What is expected –
Copy every record below, exactly as written.

___ Input material

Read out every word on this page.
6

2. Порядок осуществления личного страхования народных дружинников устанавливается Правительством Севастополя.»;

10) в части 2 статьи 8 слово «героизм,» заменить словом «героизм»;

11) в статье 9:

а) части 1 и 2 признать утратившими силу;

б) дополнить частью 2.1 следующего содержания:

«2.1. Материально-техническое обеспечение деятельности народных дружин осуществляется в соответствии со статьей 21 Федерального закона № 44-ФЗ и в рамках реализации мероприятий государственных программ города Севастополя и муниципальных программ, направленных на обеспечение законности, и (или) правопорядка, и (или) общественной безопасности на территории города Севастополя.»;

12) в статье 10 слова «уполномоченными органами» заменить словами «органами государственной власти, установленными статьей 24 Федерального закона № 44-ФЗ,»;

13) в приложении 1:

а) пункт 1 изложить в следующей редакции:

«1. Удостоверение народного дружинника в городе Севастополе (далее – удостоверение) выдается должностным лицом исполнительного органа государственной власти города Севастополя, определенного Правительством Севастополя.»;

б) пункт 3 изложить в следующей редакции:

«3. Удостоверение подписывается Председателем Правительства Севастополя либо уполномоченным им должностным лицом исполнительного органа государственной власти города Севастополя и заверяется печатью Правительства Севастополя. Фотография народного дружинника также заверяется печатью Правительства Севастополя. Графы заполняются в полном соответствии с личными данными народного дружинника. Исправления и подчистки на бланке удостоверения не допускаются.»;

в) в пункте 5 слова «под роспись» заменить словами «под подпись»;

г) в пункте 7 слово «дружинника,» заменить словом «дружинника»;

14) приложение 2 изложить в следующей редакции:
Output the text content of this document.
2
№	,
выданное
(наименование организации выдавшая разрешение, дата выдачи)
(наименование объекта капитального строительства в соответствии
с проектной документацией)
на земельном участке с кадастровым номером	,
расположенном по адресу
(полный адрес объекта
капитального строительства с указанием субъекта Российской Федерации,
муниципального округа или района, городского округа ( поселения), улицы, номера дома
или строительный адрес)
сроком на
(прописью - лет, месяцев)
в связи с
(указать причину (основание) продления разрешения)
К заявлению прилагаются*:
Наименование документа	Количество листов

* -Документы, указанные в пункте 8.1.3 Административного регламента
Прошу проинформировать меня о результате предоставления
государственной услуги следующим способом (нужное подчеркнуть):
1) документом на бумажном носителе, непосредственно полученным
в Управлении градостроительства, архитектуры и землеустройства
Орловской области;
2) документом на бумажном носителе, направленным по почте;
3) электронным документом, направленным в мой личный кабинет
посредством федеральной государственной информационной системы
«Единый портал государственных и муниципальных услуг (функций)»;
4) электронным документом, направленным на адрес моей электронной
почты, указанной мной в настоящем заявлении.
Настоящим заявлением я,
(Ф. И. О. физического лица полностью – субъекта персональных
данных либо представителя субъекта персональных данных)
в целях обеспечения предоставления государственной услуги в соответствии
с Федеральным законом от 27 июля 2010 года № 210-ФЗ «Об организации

______

Answer to the task –
Read out every word on this page.
6

2. Порядок осуществления личного страхования народных дружинников устанавливается Правительством Севастополя.»;

10) в части 2 статьи 8 слово «героизм,» заменить словом «героизм»;

11) в статье 9:

а) части 1 и 2 признать утратившими силу;

б) дополнить частью 2.1 следующего содержания:

«2.1. Материально-техническое обеспечение деятельности народных дружин осуществляется в соответствии со статьей 21 Федерального закона № 44-ФЗ и в рамках реализации мероприятий государственных программ города Севастополя и муниципальных программ, направленных на обеспечение законности, и (или) правопорядка, и (или) общественной безопасности на территории города Севастополя.»;

12) в статье 10 слова «уполномоченными органами» заменить словами «органами государственной власти, установленными статьей 24 Федерального закона № 44-ФЗ,»;

13) в приложении 1:

а) пункт 1 изложить в следующей редакции:

«1. Удостоверение народного дружинника в городе Севастополе (далее – удостоверение) выдается должностным лицом исполнительного органа государственной власти города Севастополя, определенного Правительством Севастополя.»;

б) пункт 3 изложить в следующей редакции:

«3. Удостоверение подписывается Председателем Правительства Севастополя либо уполномоченным им должностным лицом исполнительного органа государственной власти города Севастополя и заверяется печатью Правительства Севастополя. Фотография народного дружинника также заверяется печатью Правительства Севастополя. Графы заполняются в полном соответствии с личными данными народного дружинника. Исправления и подчистки на бланке удостоверения не допускаются.»;

в) в пункте 5 слова «под роспись» заменить словами «под подпись»;

г) в пункте 7 слово «дружинника,» заменить словом «дружинника»;

14) приложение 2 изложить в следующей редакции:
Output the text content of this document.
2
№	,
выданное
(наименование организации выдавшая разрешение, дата выдачи)
(наименование объекта капитального строительства в соответствии
с проектной документацией)
на земельном участке с кадастровым номером	,
расположенном по адресу
(полный адрес объекта
капитального строительства с указанием субъекта Российской Федерации,
муниципального округа или района, городского округа ( поселения), улицы, номера дома
или строительный адрес)
сроком на
(прописью - лет, месяцев)
в связи с
(указать причину (основание) продления разрешения)
К заявлению прилагаются*:
Наименование документа	Количество листов

* -Документы, указанные в пункте 8.1.3 Административного регламента
Прошу проинформировать меня о результате предоставления
государственной услуги следующим способом (нужное подчеркнуть):
1) документом на бумажном носителе, непосредственно полученным
в Управлении градостроительства, архитектуры и землеустройства
Орловской области;
2) документом на бумажном носителе, направленным по почте;
3) электронным документом, направленным в мой личный кабинет
посредством федеральной государственной информационной системы
«Единый портал государственных и муниципальных услуг (функций)»;
4) электронным документом, направленным на адрес моей электронной
почты, указанной мной в настоящем заявлении.
Настоящим заявлением я,
(Ф. И. О. физического лица полностью – субъекта персональных
данных либо представителя субъекта персональных данных)
в целях обеспечения предоставления государственной услуги в соответствии
с Федеральным законом от 27 июля 2010 года № 210-ФЗ «Об организации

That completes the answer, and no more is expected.